* **YOUR TASK**:
Reproduce all entries precisely, down to the last character.

___ EXTRACTED DATA ___

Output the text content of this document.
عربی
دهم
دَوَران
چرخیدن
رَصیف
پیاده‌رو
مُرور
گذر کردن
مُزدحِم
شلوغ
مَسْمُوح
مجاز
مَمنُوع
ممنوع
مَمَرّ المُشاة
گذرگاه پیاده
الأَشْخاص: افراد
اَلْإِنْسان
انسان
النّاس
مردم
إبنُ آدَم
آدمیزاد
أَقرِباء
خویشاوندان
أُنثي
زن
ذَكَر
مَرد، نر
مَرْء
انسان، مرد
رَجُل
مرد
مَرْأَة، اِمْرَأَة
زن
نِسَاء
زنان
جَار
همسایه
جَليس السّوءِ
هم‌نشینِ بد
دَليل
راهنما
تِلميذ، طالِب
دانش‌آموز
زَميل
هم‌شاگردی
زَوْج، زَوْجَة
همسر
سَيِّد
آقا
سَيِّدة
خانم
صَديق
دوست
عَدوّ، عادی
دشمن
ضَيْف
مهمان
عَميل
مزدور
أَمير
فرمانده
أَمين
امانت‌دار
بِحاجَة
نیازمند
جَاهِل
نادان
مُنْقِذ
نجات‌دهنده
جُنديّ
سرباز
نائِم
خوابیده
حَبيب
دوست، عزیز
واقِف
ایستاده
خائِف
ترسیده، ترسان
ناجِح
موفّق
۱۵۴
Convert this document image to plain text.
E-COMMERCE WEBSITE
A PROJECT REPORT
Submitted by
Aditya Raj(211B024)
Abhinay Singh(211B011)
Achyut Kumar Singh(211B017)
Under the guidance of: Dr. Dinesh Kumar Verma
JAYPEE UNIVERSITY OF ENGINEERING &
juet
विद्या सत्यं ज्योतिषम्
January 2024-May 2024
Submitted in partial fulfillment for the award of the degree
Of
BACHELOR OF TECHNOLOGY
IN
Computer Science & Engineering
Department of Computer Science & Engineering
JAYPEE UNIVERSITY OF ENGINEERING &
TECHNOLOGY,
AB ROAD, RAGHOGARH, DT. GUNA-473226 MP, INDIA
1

___

* **REPLY**:
Output the text content of this document.
عربی
دهم
دَوَران
چرخیدن
رَصیف
پیاده‌رو
مُرور
گذر کردن
مُزدحِم
شلوغ
مَسْمُوح
مجاز
مَمنُوع
ممنوع
مَمَرّ المُشاة
گذرگاه پیاده
الأَشْخاص: افراد
اَلْإِنْسان
انسان
النّاس
مردم
إبنُ آدَم
آدمیزاد
أَقرِباء
خویشاوندان
أُنثي
زن
ذَكَر
مَرد، نر
مَرْء
انسان، مرد
رَجُل
مرد
مَرْأَة، اِمْرَأَة
زن
نِسَاء
زنان
جَار
همسایه
جَليس السّوءِ
هم‌نشینِ بد
دَليل
راهنما
تِلميذ، طالِب
دانش‌آموز
زَميل
هم‌شاگردی
زَوْج، زَوْجَة
همسر
سَيِّد
آقا
سَيِّدة
خانم
صَديق
دوست
عَدوّ، عادی
دشمن
ضَيْف
مهمان
عَميل
مزدور
أَمير
فرمانده
أَمين
امانت‌دار
بِحاجَة
نیازمند
جَاهِل
نادان
مُنْقِذ
نجات‌دهنده
جُنديّ
سرباز
نائِم
خوابیده
حَبيب
دوست، عزیز
واقِف
ایستاده
خائِف
ترسیده، ترسان
ناجِح
موفّق
۱۵۴
Convert this document image to plain text.
E-COMMERCE WEBSITE
A PROJECT REPORT
Submitted by
Aditya Raj(211B024)
Abhinay Singh(211B011)
Achyut Kumar Singh(211B017)
Under the guidance of: Dr. Dinesh Kumar Verma
JAYPEE UNIVERSITY OF ENGINEERING &
juet
विद्या सत्यं ज्योतिषम्
January 2024-May 2024
Submitted in partial fulfillment for the award of the degree
Of
BACHELOR OF TECHNOLOGY
IN
Computer Science & Engineering
Department of Computer Science & Engineering
JAYPEE UNIVERSITY OF ENGINEERING &
TECHNOLOGY,
AB ROAD, RAGHOGARH, DT. GUNA-473226 MP, INDIA
1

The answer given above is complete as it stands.